SHORT TASK: In the listing below, find every line with the string "monitoring" and pull it out.

RECORDS:
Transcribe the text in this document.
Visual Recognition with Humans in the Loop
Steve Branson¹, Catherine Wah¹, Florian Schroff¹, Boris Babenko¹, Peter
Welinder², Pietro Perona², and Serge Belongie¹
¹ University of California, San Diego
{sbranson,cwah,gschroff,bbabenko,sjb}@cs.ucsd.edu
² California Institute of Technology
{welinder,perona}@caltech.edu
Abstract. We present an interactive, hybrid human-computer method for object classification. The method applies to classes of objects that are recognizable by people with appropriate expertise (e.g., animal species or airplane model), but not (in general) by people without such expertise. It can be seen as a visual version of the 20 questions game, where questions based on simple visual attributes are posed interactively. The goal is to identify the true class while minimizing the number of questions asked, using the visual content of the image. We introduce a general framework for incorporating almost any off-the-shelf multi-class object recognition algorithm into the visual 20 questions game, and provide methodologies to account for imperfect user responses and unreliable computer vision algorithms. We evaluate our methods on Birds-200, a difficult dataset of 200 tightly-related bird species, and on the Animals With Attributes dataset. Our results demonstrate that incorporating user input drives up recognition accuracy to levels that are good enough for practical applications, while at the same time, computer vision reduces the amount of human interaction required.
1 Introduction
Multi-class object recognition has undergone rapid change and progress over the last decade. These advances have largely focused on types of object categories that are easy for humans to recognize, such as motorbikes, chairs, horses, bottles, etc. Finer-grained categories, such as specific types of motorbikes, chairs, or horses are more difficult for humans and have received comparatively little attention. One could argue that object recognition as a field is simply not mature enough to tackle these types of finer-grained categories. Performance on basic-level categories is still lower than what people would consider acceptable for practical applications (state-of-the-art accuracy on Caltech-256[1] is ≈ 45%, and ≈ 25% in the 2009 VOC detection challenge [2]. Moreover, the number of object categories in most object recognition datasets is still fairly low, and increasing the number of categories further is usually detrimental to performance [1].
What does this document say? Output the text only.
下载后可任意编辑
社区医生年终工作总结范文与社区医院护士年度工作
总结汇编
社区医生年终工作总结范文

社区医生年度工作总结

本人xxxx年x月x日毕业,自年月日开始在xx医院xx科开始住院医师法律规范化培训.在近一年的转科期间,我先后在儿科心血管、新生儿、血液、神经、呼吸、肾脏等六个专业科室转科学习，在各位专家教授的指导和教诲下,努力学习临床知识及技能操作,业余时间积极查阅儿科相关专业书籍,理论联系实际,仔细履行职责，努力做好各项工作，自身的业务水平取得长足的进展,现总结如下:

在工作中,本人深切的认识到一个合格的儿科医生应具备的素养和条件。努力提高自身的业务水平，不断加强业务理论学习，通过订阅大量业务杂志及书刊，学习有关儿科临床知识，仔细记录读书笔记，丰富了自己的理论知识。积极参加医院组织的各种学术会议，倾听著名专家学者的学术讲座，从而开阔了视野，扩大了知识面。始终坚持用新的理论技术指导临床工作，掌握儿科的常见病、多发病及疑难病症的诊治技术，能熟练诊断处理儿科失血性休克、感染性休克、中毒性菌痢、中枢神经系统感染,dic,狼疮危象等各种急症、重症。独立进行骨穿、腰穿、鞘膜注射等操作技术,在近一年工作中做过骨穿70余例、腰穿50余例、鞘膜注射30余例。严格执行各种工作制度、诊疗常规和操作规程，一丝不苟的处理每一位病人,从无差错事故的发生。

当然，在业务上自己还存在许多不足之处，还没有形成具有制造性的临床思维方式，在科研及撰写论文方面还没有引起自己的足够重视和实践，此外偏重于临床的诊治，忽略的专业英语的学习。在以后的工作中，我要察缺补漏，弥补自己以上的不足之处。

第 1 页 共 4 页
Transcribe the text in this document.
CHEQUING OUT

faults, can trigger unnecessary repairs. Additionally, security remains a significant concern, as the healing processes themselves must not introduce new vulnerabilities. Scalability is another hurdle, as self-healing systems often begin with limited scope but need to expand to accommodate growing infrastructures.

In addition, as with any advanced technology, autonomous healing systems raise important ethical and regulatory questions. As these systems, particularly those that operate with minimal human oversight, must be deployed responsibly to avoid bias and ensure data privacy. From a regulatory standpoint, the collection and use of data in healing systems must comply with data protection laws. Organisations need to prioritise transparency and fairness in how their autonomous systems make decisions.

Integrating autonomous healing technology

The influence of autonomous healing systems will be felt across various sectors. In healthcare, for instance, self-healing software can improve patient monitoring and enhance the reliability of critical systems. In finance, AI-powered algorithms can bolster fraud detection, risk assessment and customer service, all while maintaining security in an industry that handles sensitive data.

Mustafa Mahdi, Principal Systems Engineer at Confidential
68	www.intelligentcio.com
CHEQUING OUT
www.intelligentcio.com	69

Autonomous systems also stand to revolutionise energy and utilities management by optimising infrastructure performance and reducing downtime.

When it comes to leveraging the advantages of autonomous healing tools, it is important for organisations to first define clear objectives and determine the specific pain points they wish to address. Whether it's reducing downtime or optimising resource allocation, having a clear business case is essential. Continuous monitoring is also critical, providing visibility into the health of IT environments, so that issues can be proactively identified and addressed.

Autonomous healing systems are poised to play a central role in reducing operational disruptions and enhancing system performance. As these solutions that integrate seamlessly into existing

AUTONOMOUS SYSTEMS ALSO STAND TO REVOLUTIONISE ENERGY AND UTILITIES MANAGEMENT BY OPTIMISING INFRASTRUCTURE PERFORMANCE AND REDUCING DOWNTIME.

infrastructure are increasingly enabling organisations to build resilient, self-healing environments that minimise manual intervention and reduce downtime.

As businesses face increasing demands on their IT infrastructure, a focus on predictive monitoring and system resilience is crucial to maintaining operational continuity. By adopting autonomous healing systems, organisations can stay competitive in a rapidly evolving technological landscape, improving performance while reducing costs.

TASK OUTPUT:
The influence of autonomous healing systems will be felt across various sectors. In healthcare, for instance, self-healing software can improve patient monitoring and enhance the reliability of critical systems. In finance, AI-powered algorithms can bolster fraud detection, risk assessment and customer service, all while maintaining security in an industry that handles sensitive data.
When it comes to leveraging the advantages of autonomous healing tools, it is important for organisations to first define clear objectives and determine the specific pain points they wish to address. Whether it's reducing downtime or optimising resource allocation, having a clear business case is essential. Continuous monitoring is also critical, providing visibility into the health of IT environments, so that issues can be proactively identified and addressed.
As businesses face increasing demands on their IT infrastructure, a focus on predictive monitoring and system resilience is crucial to maintaining operational continuity. By adopting autonomous healing systems, organisations can stay competitive in a rapidly evolving technological landscape, improving performance while reducing costs.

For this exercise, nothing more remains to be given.